[Figure data in JSON]
•••••
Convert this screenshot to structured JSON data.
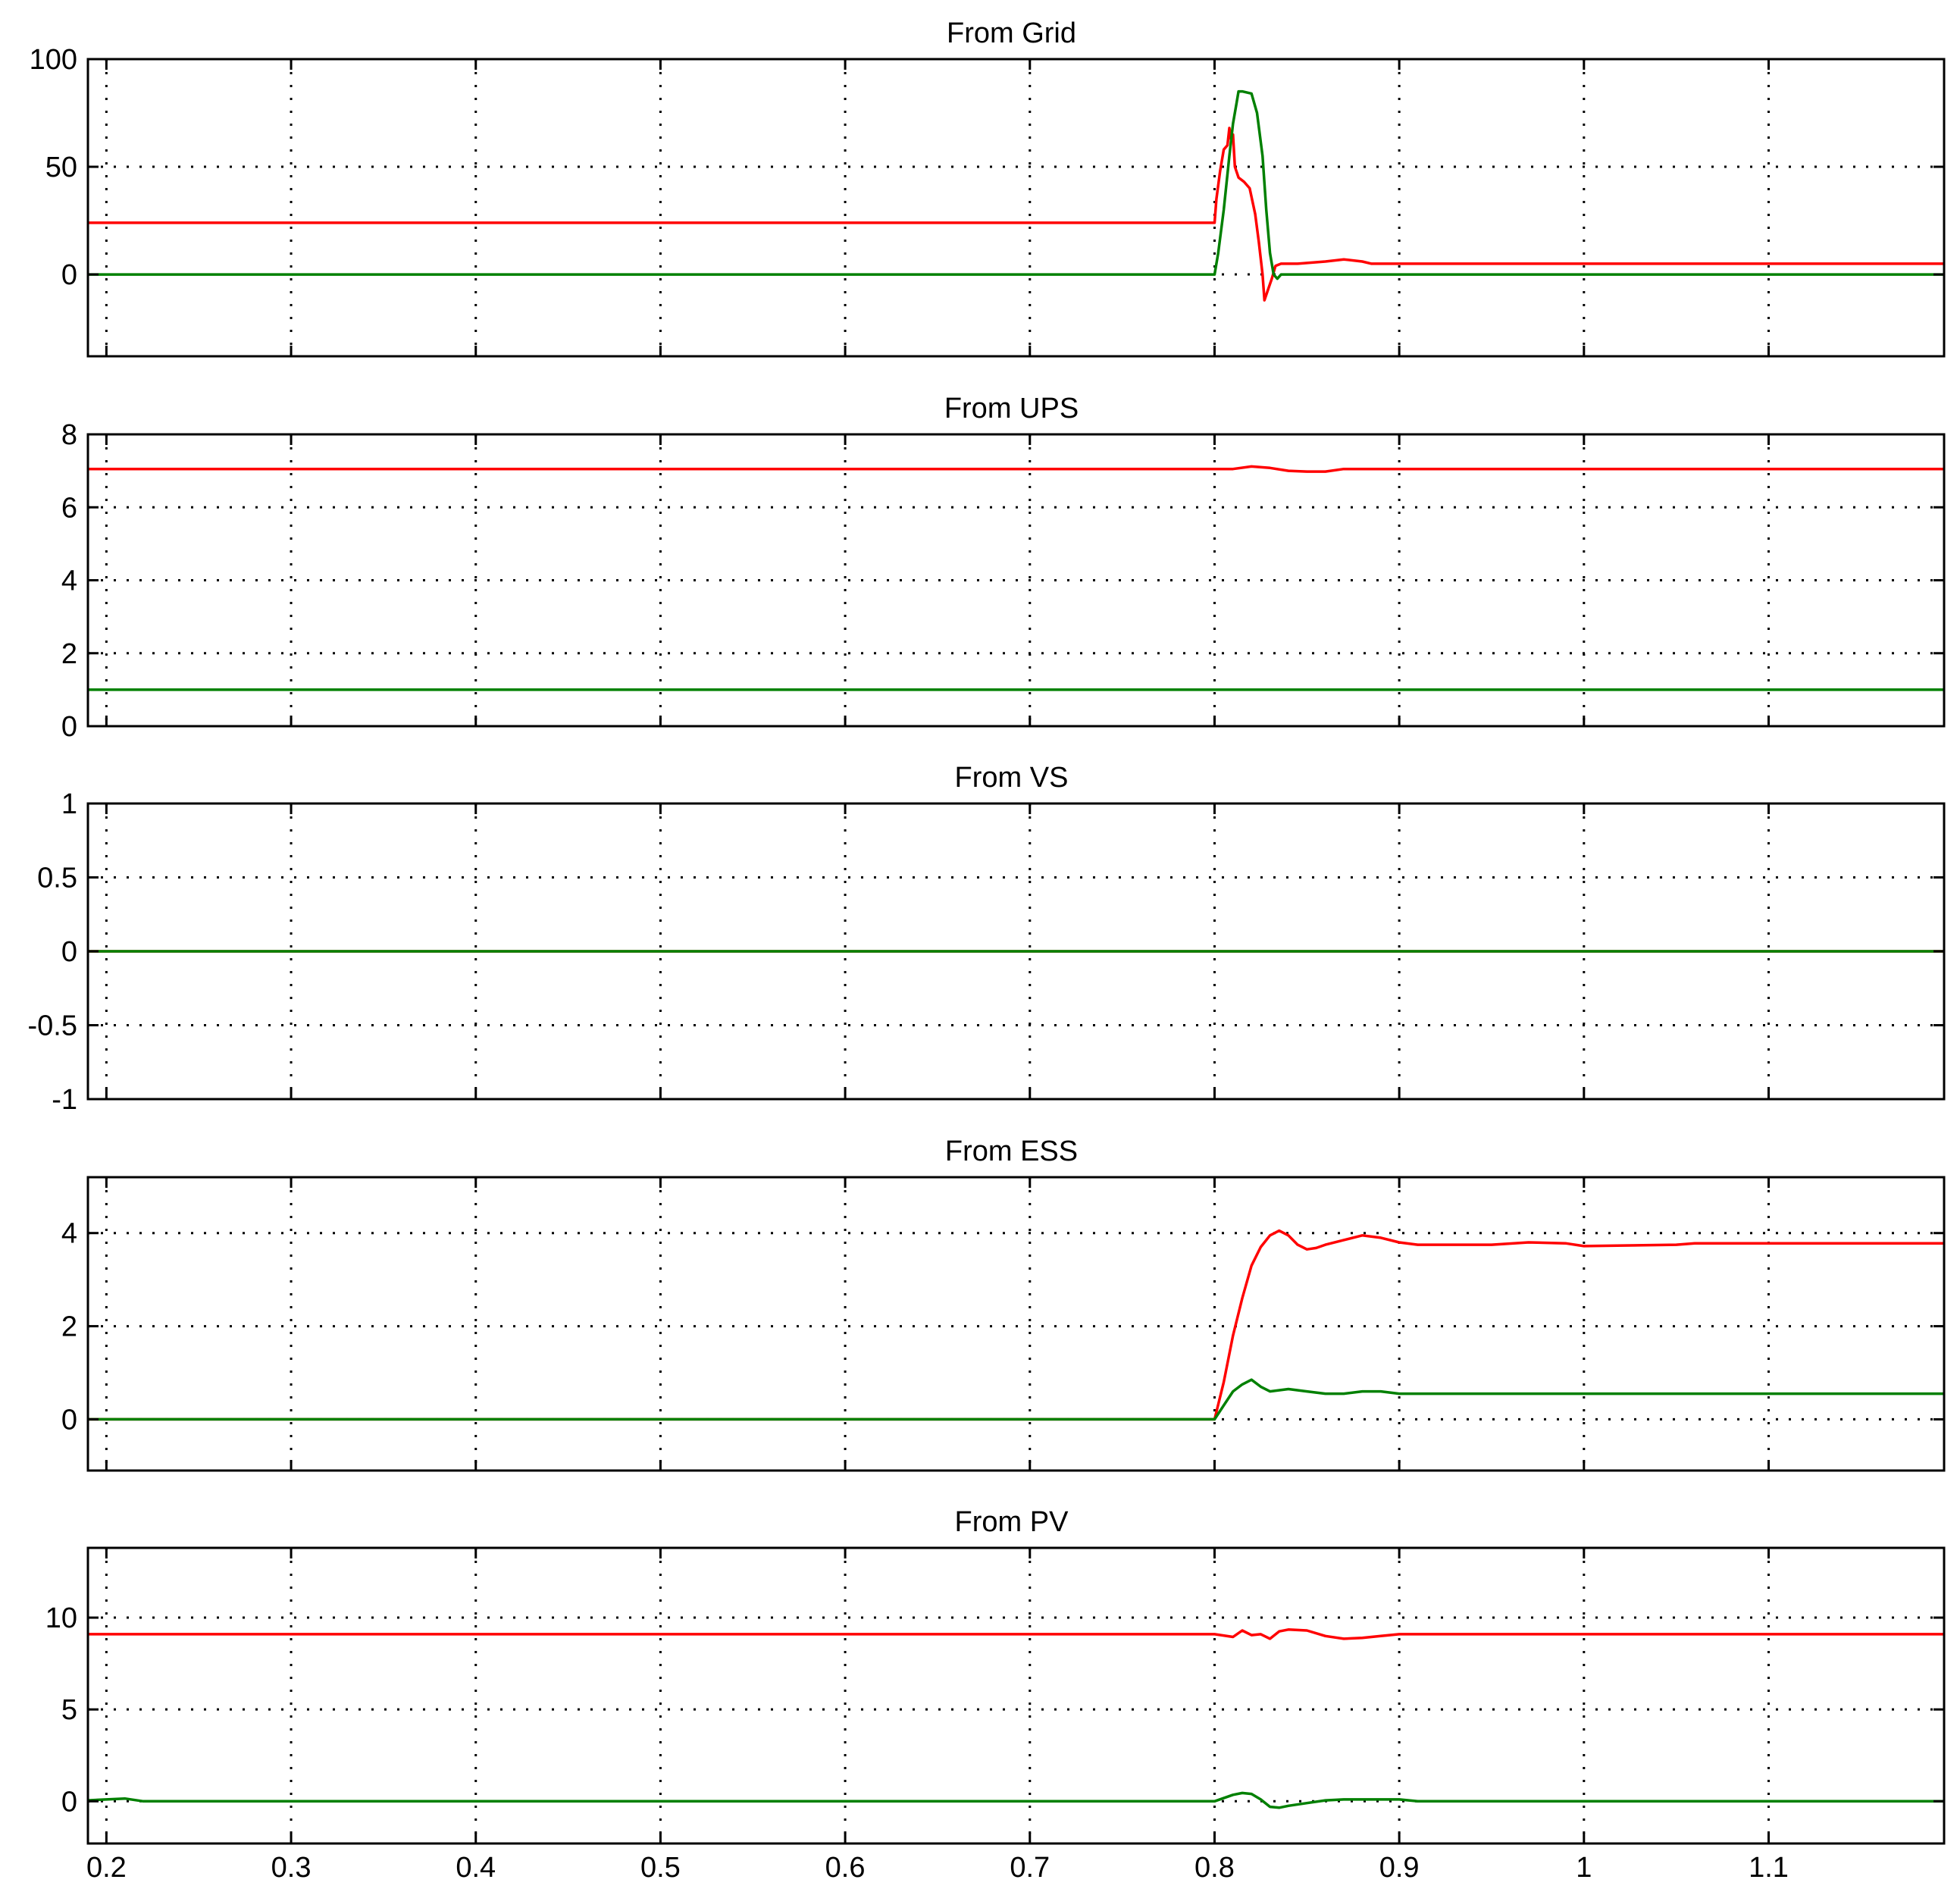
{
  "colors": {
    "red_series": "#ff0000",
    "green_series": "#008000",
    "axes": "#000000",
    "background": "#ffffff"
  },
  "chart_data": [
    {
      "type": "line",
      "title": "From Grid",
      "xlim": [
        0.19,
        1.195
      ],
      "ylim": [
        -38,
        100
      ],
      "grid": true,
      "xticks": [
        0.2,
        0.3,
        0.4,
        0.5,
        0.6,
        0.7,
        0.8,
        0.9,
        1,
        1.1
      ],
      "xtick_labels": [
        "",
        "",
        "",
        "",
        "",
        "",
        "",
        "",
        "",
        ""
      ],
      "yticks": [
        0,
        50,
        100
      ],
      "ytick_labels": [
        "0",
        "50",
        "100"
      ],
      "series": [
        {
          "color": "#ff0000",
          "x": [
            0.19,
            0.8,
            0.801,
            0.803,
            0.805,
            0.807,
            0.808,
            0.809,
            0.81,
            0.811,
            0.813,
            0.816,
            0.819,
            0.822,
            0.824,
            0.826,
            0.827,
            0.829,
            0.831,
            0.833,
            0.836,
            0.845,
            0.86,
            0.87,
            0.88,
            0.885,
            1.195
          ],
          "y": [
            24,
            24,
            35,
            48,
            58,
            60,
            68,
            62,
            65,
            50,
            45,
            43,
            40,
            28,
            15,
            0,
            -12,
            -7,
            -2,
            4,
            5,
            5,
            6,
            7,
            6,
            5,
            5
          ]
        },
        {
          "color": "#008000",
          "x": [
            0.19,
            0.8,
            0.802,
            0.805,
            0.808,
            0.81,
            0.812,
            0.813,
            0.815,
            0.82,
            0.823,
            0.826,
            0.828,
            0.83,
            0.832,
            0.834,
            0.836,
            1.195
          ],
          "y": [
            0,
            0,
            10,
            30,
            55,
            70,
            80,
            85,
            85,
            84,
            75,
            55,
            30,
            10,
            0,
            -2,
            0,
            0
          ]
        }
      ]
    },
    {
      "type": "line",
      "title": "From UPS",
      "xlim": [
        0.19,
        1.195
      ],
      "ylim": [
        0,
        8
      ],
      "grid": true,
      "xticks": [
        0.2,
        0.3,
        0.4,
        0.5,
        0.6,
        0.7,
        0.8,
        0.9,
        1,
        1.1
      ],
      "xtick_labels": [
        "",
        "",
        "",
        "",
        "",
        "",
        "",
        "",
        "",
        ""
      ],
      "yticks": [
        0,
        2,
        4,
        6,
        8
      ],
      "ytick_labels": [
        "0",
        "2",
        "4",
        "6",
        "8"
      ],
      "series": [
        {
          "color": "#ff0000",
          "x": [
            0.19,
            0.81,
            0.82,
            0.83,
            0.84,
            0.85,
            0.86,
            0.87,
            1.195
          ],
          "y": [
            7.05,
            7.05,
            7.12,
            7.08,
            7.0,
            6.98,
            6.98,
            7.05,
            7.05
          ]
        },
        {
          "color": "#008000",
          "x": [
            0.19,
            1.195
          ],
          "y": [
            1.0,
            1.0
          ]
        }
      ]
    },
    {
      "type": "line",
      "title": "From VS",
      "xlim": [
        0.19,
        1.195
      ],
      "ylim": [
        -1,
        1
      ],
      "grid": true,
      "xticks": [
        0.2,
        0.3,
        0.4,
        0.5,
        0.6,
        0.7,
        0.8,
        0.9,
        1,
        1.1
      ],
      "xtick_labels": [
        "",
        "",
        "",
        "",
        "",
        "",
        "",
        "",
        "",
        ""
      ],
      "yticks": [
        -1,
        -0.5,
        0,
        0.5,
        1
      ],
      "ytick_labels": [
        "-1",
        "-0.5",
        "0",
        "0.5",
        "1"
      ],
      "series": [
        {
          "color": "#ff0000",
          "x": [
            0.19,
            1.195
          ],
          "y": [
            0,
            0
          ]
        },
        {
          "color": "#008000",
          "x": [
            0.19,
            1.195
          ],
          "y": [
            0,
            0
          ]
        }
      ]
    },
    {
      "type": "line",
      "title": "From ESS",
      "xlim": [
        0.19,
        1.195
      ],
      "ylim": [
        -1.1,
        5.2
      ],
      "grid": true,
      "xticks": [
        0.2,
        0.3,
        0.4,
        0.5,
        0.6,
        0.7,
        0.8,
        0.9,
        1,
        1.1
      ],
      "xtick_labels": [
        "",
        "",
        "",
        "",
        "",
        "",
        "",
        "",
        "",
        ""
      ],
      "yticks": [
        0,
        2,
        4
      ],
      "ytick_labels": [
        "0",
        "2",
        "4"
      ],
      "series": [
        {
          "color": "#ff0000",
          "x": [
            0.19,
            0.8,
            0.805,
            0.81,
            0.815,
            0.82,
            0.825,
            0.83,
            0.835,
            0.84,
            0.845,
            0.85,
            0.855,
            0.86,
            0.87,
            0.88,
            0.89,
            0.9,
            0.91,
            0.95,
            0.97,
            0.99,
            1.0,
            1.05,
            1.06,
            1.195
          ],
          "y": [
            0,
            0,
            0.8,
            1.8,
            2.6,
            3.3,
            3.7,
            3.95,
            4.05,
            3.95,
            3.75,
            3.65,
            3.68,
            3.75,
            3.85,
            3.95,
            3.9,
            3.8,
            3.75,
            3.75,
            3.8,
            3.78,
            3.72,
            3.75,
            3.78,
            3.78
          ]
        },
        {
          "color": "#008000",
          "x": [
            0.19,
            0.8,
            0.805,
            0.81,
            0.815,
            0.82,
            0.825,
            0.83,
            0.84,
            0.85,
            0.86,
            0.87,
            0.88,
            0.89,
            0.9,
            1.195
          ],
          "y": [
            0,
            0,
            0.3,
            0.6,
            0.75,
            0.85,
            0.7,
            0.6,
            0.65,
            0.6,
            0.55,
            0.55,
            0.6,
            0.6,
            0.55,
            0.55
          ]
        }
      ]
    },
    {
      "type": "line",
      "title": "From PV",
      "xlim": [
        0.19,
        1.195
      ],
      "ylim": [
        -2.3,
        13.8
      ],
      "grid": true,
      "xticks": [
        0.2,
        0.3,
        0.4,
        0.5,
        0.6,
        0.7,
        0.8,
        0.9,
        1,
        1.1
      ],
      "xtick_labels": [
        "0.2",
        "0.3",
        "0.4",
        "0.5",
        "0.6",
        "0.7",
        "0.8",
        "0.9",
        "1",
        "1.1"
      ],
      "yticks": [
        0,
        5,
        10
      ],
      "ytick_labels": [
        "0",
        "5",
        "10"
      ],
      "series": [
        {
          "color": "#ff0000",
          "x": [
            0.19,
            0.8,
            0.81,
            0.815,
            0.82,
            0.825,
            0.83,
            0.835,
            0.84,
            0.85,
            0.86,
            0.87,
            0.88,
            0.89,
            0.9,
            1.195
          ],
          "y": [
            9.1,
            9.1,
            8.95,
            9.3,
            9.05,
            9.1,
            8.85,
            9.25,
            9.35,
            9.3,
            9.0,
            8.85,
            8.9,
            9.0,
            9.1,
            9.1
          ]
        },
        {
          "color": "#008000",
          "x": [
            0.19,
            0.21,
            0.22,
            0.8,
            0.81,
            0.815,
            0.82,
            0.825,
            0.83,
            0.835,
            0.84,
            0.85,
            0.86,
            0.87,
            0.88,
            0.89,
            0.9,
            0.91,
            1.195
          ],
          "y": [
            0.05,
            0.15,
            0.0,
            0.0,
            0.35,
            0.45,
            0.4,
            0.1,
            -0.3,
            -0.35,
            -0.25,
            -0.1,
            0.05,
            0.1,
            0.1,
            0.1,
            0.1,
            0.0,
            0.0
          ]
        }
      ]
    }
  ]
}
•••••
| Task to complete |
Every entry must be reproduced exactly, with the images left out.

| Problem solution |
Convert this screenshot to structured JSON data.
{
  "colors": {
    "red_series": "#ff0000",
    "green_series": "#008000",
    "axes": "#000000",
    "background": "#ffffff"
  },
  "chart_data": [
    {
      "type": "line",
      "title": "From Grid",
      "xlim": [
        0.19,
        1.195
      ],
      "ylim": [
        -38,
        100
      ],
      "grid": true,
      "xticks": [
        0.2,
        0.3,
        0.4,
        0.5,
        0.6,
        0.7,
        0.8,
        0.9,
        1,
        1.1
      ],
      "xtick_labels": [
        "",
        "",
        "",
        "",
        "",
        "",
        "",
        "",
        "",
        ""
      ],
      "yticks": [
        0,
        50,
        100
      ],
      "ytick_labels": [
        "0",
        "50",
        "100"
      ],
      "series": [
        {
          "color": "#ff0000",
          "x": [
            0.19,
            0.8,
            0.801,
            0.803,
            0.805,
            0.807,
            0.808,
            0.809,
            0.81,
            0.811,
            0.813,
            0.816,
            0.819,
            0.822,
            0.824,
            0.826,
            0.827,
            0.829,
            0.831,
            0.833,
            0.836,
            0.845,
            0.86,
            0.87,
            0.88,
            0.885,
            1.195
          ],
          "y": [
            24,
            24,
            35,
            48,
            58,
            60,
            68,
            62,
            65,
            50,
            45,
            43,
            40,
            28,
            15,
            0,
            -12,
            -7,
            -2,
            4,
            5,
            5,
            6,
            7,
            6,
            5,
            5
          ]
        },
        {
          "color": "#008000",
          "x": [
            0.19,
            0.8,
            0.802,
            0.805,
            0.808,
            0.81,
            0.812,
            0.813,
            0.815,
            0.82,
            0.823,
            0.826,
            0.828,
            0.83,
            0.832,
            0.834,
            0.836,
            1.195
          ],
          "y": [
            0,
            0,
            10,
            30,
            55,
            70,
            80,
            85,
            85,
            84,
            75,
            55,
            30,
            10,
            0,
            -2,
            0,
            0
          ]
        }
      ]
    },
    {
      "type": "line",
      "title": "From UPS",
      "xlim": [
        0.19,
        1.195
      ],
      "ylim": [
        0,
        8
      ],
      "grid": true,
      "xticks": [
        0.2,
        0.3,
        0.4,
        0.5,
        0.6,
        0.7,
        0.8,
        0.9,
        1,
        1.1
      ],
      "xtick_labels": [
        "",
        "",
        "",
        "",
        "",
        "",
        "",
        "",
        "",
        ""
      ],
      "yticks": [
        0,
        2,
        4,
        6,
        8
      ],
      "ytick_labels": [
        "0",
        "2",
        "4",
        "6",
        "8"
      ],
      "series": [
        {
          "color": "#ff0000",
          "x": [
            0.19,
            0.81,
            0.82,
            0.83,
            0.84,
            0.85,
            0.86,
            0.87,
            1.195
          ],
          "y": [
            7.05,
            7.05,
            7.12,
            7.08,
            7.0,
            6.98,
            6.98,
            7.05,
            7.05
          ]
        },
        {
          "color": "#008000",
          "x": [
            0.19,
            1.195
          ],
          "y": [
            1.0,
            1.0
          ]
        }
      ]
    },
    {
      "type": "line",
      "title": "From VS",
      "xlim": [
        0.19,
        1.195
      ],
      "ylim": [
        -1,
        1
      ],
      "grid": true,
      "xticks": [
        0.2,
        0.3,
        0.4,
        0.5,
        0.6,
        0.7,
        0.8,
        0.9,
        1,
        1.1
      ],
      "xtick_labels": [
        "",
        "",
        "",
        "",
        "",
        "",
        "",
        "",
        "",
        ""
      ],
      "yticks": [
        -1,
        -0.5,
        0,
        0.5,
        1
      ],
      "ytick_labels": [
        "-1",
        "-0.5",
        "0",
        "0.5",
        "1"
      ],
      "series": [
        {
          "color": "#ff0000",
          "x": [
            0.19,
            1.195
          ],
          "y": [
            0,
            0
          ]
        },
        {
          "color": "#008000",
          "x": [
            0.19,
            1.195
          ],
          "y": [
            0,
            0
          ]
        }
      ]
    },
    {
      "type": "line",
      "title": "From ESS",
      "xlim": [
        0.19,
        1.195
      ],
      "ylim": [
        -1.1,
        5.2
      ],
      "grid": true,
      "xticks": [
        0.2,
        0.3,
        0.4,
        0.5,
        0.6,
        0.7,
        0.8,
        0.9,
        1,
        1.1
      ],
      "xtick_labels": [
        "",
        "",
        "",
        "",
        "",
        "",
        "",
        "",
        "",
        ""
      ],
      "yticks": [
        0,
        2,
        4
      ],
      "ytick_labels": [
        "0",
        "2",
        "4"
      ],
      "series": [
        {
          "color": "#ff0000",
          "x": [
            0.19,
            0.8,
            0.805,
            0.81,
            0.815,
            0.82,
            0.825,
            0.83,
            0.835,
            0.84,
            0.845,
            0.85,
            0.855,
            0.86,
            0.87,
            0.88,
            0.89,
            0.9,
            0.91,
            0.95,
            0.97,
            0.99,
            1.0,
            1.05,
            1.06,
            1.195
          ],
          "y": [
            0,
            0,
            0.8,
            1.8,
            2.6,
            3.3,
            3.7,
            3.95,
            4.05,
            3.95,
            3.75,
            3.65,
            3.68,
            3.75,
            3.85,
            3.95,
            3.9,
            3.8,
            3.75,
            3.75,
            3.8,
            3.78,
            3.72,
            3.75,
            3.78,
            3.78
          ]
        },
        {
          "color": "#008000",
          "x": [
            0.19,
            0.8,
            0.805,
            0.81,
            0.815,
            0.82,
            0.825,
            0.83,
            0.84,
            0.85,
            0.86,
            0.87,
            0.88,
            0.89,
            0.9,
            1.195
          ],
          "y": [
            0,
            0,
            0.3,
            0.6,
            0.75,
            0.85,
            0.7,
            0.6,
            0.65,
            0.6,
            0.55,
            0.55,
            0.6,
            0.6,
            0.55,
            0.55
          ]
        }
      ]
    },
    {
      "type": "line",
      "title": "From PV",
      "xlim": [
        0.19,
        1.195
      ],
      "ylim": [
        -2.3,
        13.8
      ],
      "grid": true,
      "xticks": [
        0.2,
        0.3,
        0.4,
        0.5,
        0.6,
        0.7,
        0.8,
        0.9,
        1,
        1.1
      ],
      "xtick_labels": [
        "0.2",
        "0.3",
        "0.4",
        "0.5",
        "0.6",
        "0.7",
        "0.8",
        "0.9",
        "1",
        "1.1"
      ],
      "yticks": [
        0,
        5,
        10
      ],
      "ytick_labels": [
        "0",
        "5",
        "10"
      ],
      "series": [
        {
          "color": "#ff0000",
          "x": [
            0.19,
            0.8,
            0.81,
            0.815,
            0.82,
            0.825,
            0.83,
            0.835,
            0.84,
            0.85,
            0.86,
            0.87,
            0.88,
            0.89,
            0.9,
            1.195
          ],
          "y": [
            9.1,
            9.1,
            8.95,
            9.3,
            9.05,
            9.1,
            8.85,
            9.25,
            9.35,
            9.3,
            9.0,
            8.85,
            8.9,
            9.0,
            9.1,
            9.1
          ]
        },
        {
          "color": "#008000",
          "x": [
            0.19,
            0.21,
            0.22,
            0.8,
            0.81,
            0.815,
            0.82,
            0.825,
            0.83,
            0.835,
            0.84,
            0.85,
            0.86,
            0.87,
            0.88,
            0.89,
            0.9,
            0.91,
            1.195
          ],
          "y": [
            0.05,
            0.15,
            0.0,
            0.0,
            0.35,
            0.45,
            0.4,
            0.1,
            -0.3,
            -0.35,
            -0.25,
            -0.1,
            0.05,
            0.1,
            0.1,
            0.1,
            0.1,
            0.0,
            0.0
          ]
        }
      ]
    }
  ]
}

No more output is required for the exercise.